» THE TASK
Images do not belong in the copy. Retype all the entries below exactly.

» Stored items
********************

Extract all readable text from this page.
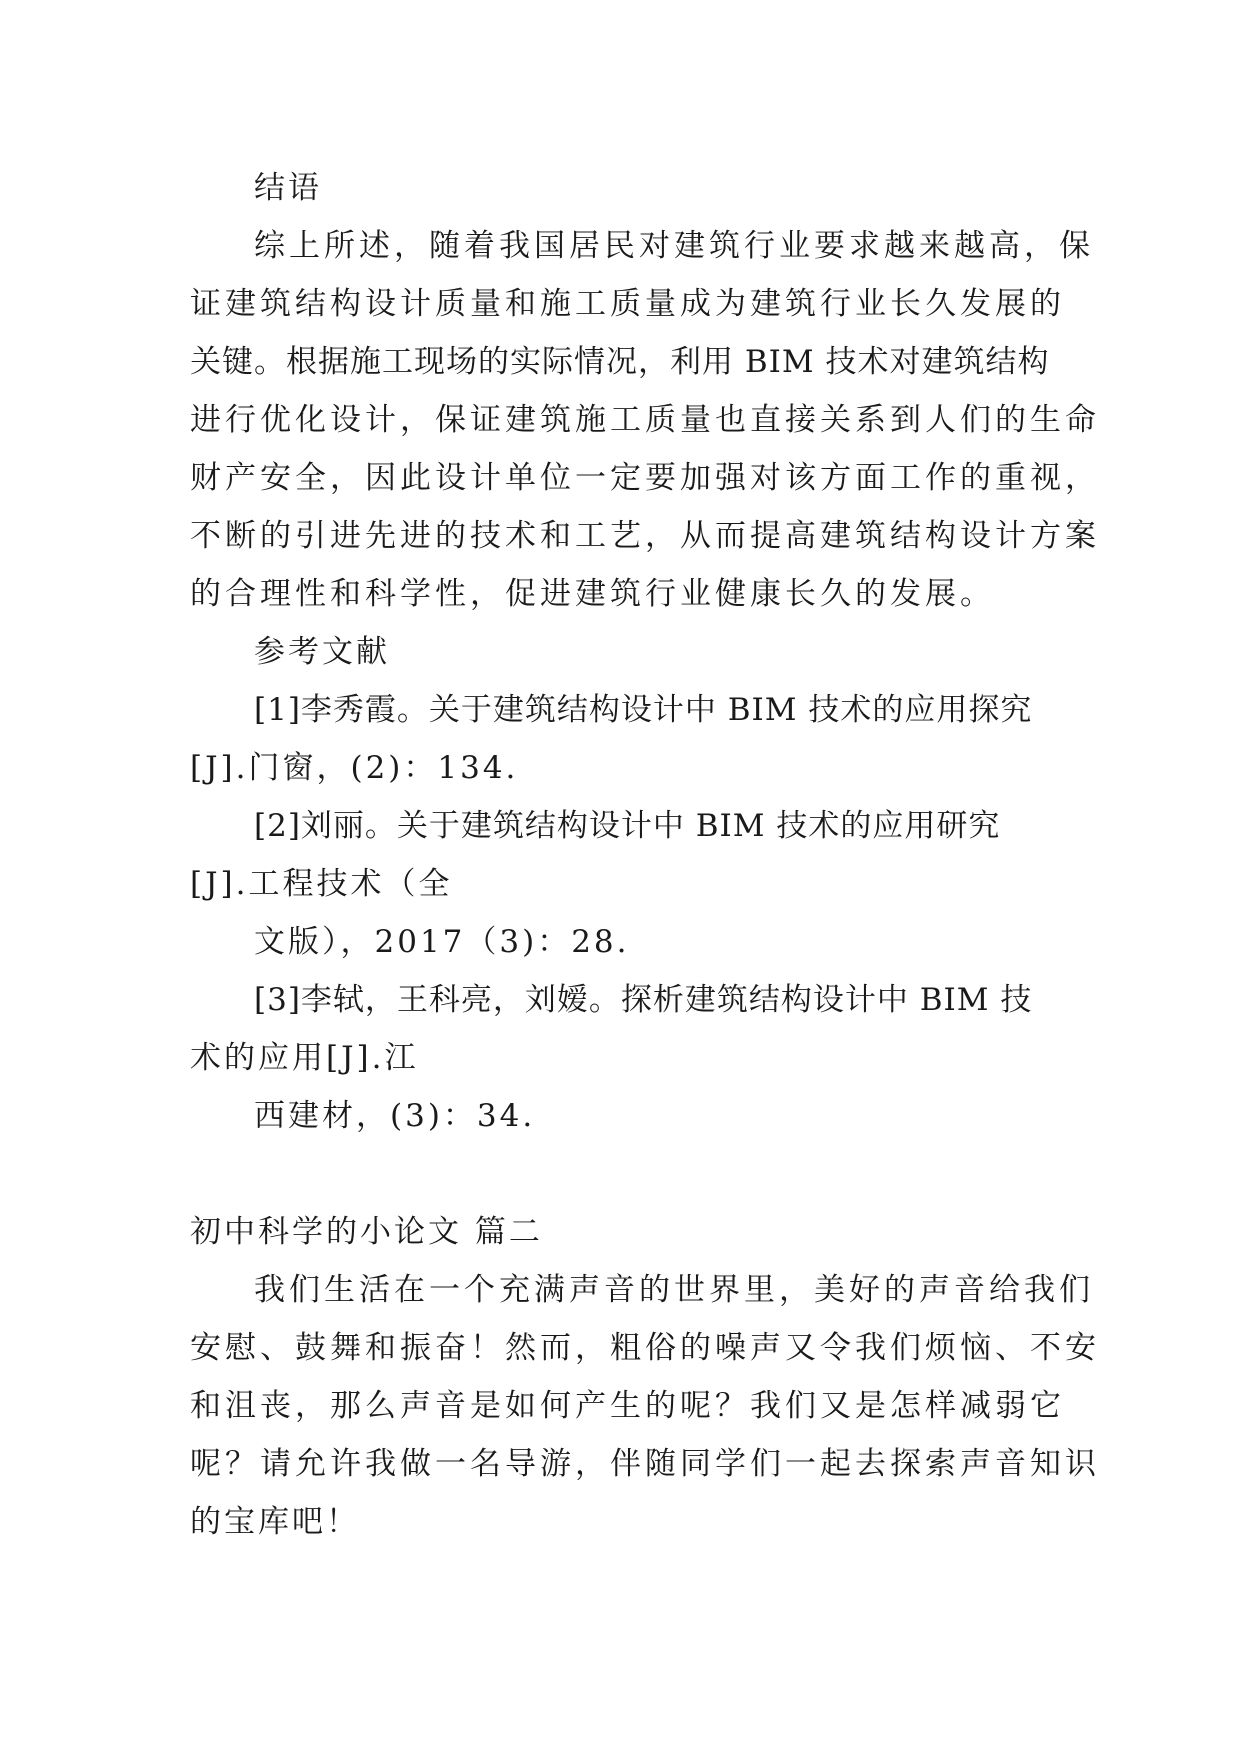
结语

综上所述，随着我国居民对建筑行业要求越来越高，保

证建筑结构设计质量和施工质量成为建筑行业长久发展的

关键。根据施工现场的实际情况，利用 BIM 技术对建筑结构

进行优化设计，保证建筑施工质量也直接关系到人们的生命

财产安全，因此设计单位一定要加强对该方面工作的重视，

不断的引进先进的技术和工艺，从而提高建筑结构设计方案

的合理性和科学性，促进建筑行业健康长久的发展。

参考文献

[1]李秀霞。关于建筑结构设计中 BIM 技术的应用探究

[J].门窗，(2)：134.

[2]刘丽。关于建筑结构设计中 BIM 技术的应用研究

[J].工程技术（全

文版），2017（3)：28.

[3]李轼，王科亮，刘嫒。探析建筑结构设计中 BIM 技

术的应用[J].江

西建材，(3)：34.

初中科学的小论文 篇二

我们生活在一个充满声音的世界里，美好的声音给我们

安慰、鼓舞和振奋！然而，粗俗的噪声又令我们烦恼、不安

和沮丧，那么声音是如何产生的呢？我们又是怎样减弱它

呢？请允许我做一名导游，伴随同学们一起去探索声音知识

的宝库吧！
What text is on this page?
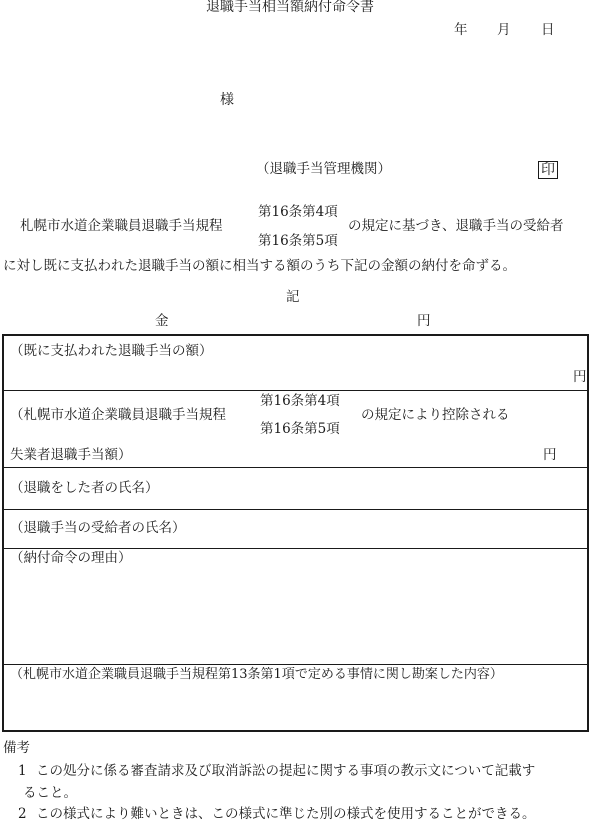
退職手当相当額納付命令書
年 月 日
様
（退職手当管理機関）	印
札幌市水道企業職員退職手当規程
第16条第4項
第16条第5項
の規定に基づき、退職手当の受給者
に対し既に支払われた退職手当の額に相当する額のうち下記の金額の納付を命ずる。
記
金	円
（既に支払われた退職手当の額）
円
（札幌市水道企業職員退職手当規程
第16条第4項
第16条第5項
の規定により控除される
失業者退職手当額）	円
（退職をした者の氏名）
（退職手当の受給者の氏名）
（納付命令の理由）
（札幌市水道企業職員退職手当規程第13条第1項で定める事情に関し勘案した内容）
備考
1 この処分に係る審査請求及び取消訴訟の提起に関する事項の教示文について記載す
ること。
2 この様式により難いときは、この様式に準じた別の様式を使用することができる。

********************

» THE RESPONSE
Extract all readable text from this page.
结语

综上所述，随着我国居民对建筑行业要求越来越高，保

证建筑结构设计质量和施工质量成为建筑行业长久发展的

关键。根据施工现场的实际情况，利用 BIM 技术对建筑结构

进行优化设计，保证建筑施工质量也直接关系到人们的生命

财产安全，因此设计单位一定要加强对该方面工作的重视，

不断的引进先进的技术和工艺，从而提高建筑结构设计方案

的合理性和科学性，促进建筑行业健康长久的发展。

参考文献

[1]李秀霞。关于建筑结构设计中 BIM 技术的应用探究

[J].门窗，(2)：134.

[2]刘丽。关于建筑结构设计中 BIM 技术的应用研究

[J].工程技术（全

文版），2017（3)：28.

[3]李轼，王科亮，刘嫒。探析建筑结构设计中 BIM 技

术的应用[J].江

西建材，(3)：34.

初中科学的小论文 篇二

我们生活在一个充满声音的世界里，美好的声音给我们

安慰、鼓舞和振奋！然而，粗俗的噪声又令我们烦恼、不安

和沮丧，那么声音是如何产生的呢？我们又是怎样减弱它

呢？请允许我做一名导游，伴随同学们一起去探索声音知识

的宝库吧！
What text is on this page?
退職手当相当額納付命令書
年 月 日
様
（退職手当管理機関）	印
札幌市水道企業職員退職手当規程
第16条第4項
第16条第5項
の規定に基づき、退職手当の受給者
に対し既に支払われた退職手当の額に相当する額のうち下記の金額の納付を命ずる。
記
金	円
（既に支払われた退職手当の額）
円
（札幌市水道企業職員退職手当規程
第16条第4項
第16条第5項
の規定により控除される
失業者退職手当額）	円
（退職をした者の氏名）
（退職手当の受給者の氏名）
（納付命令の理由）
（札幌市水道企業職員退職手当規程第13条第1項で定める事情に関し勘案した内容）
備考
1 この処分に係る審査請求及び取消訴訟の提起に関する事項の教示文について記載す
ること。
2 この様式により難いときは、この様式に準じた別の様式を使用することができる。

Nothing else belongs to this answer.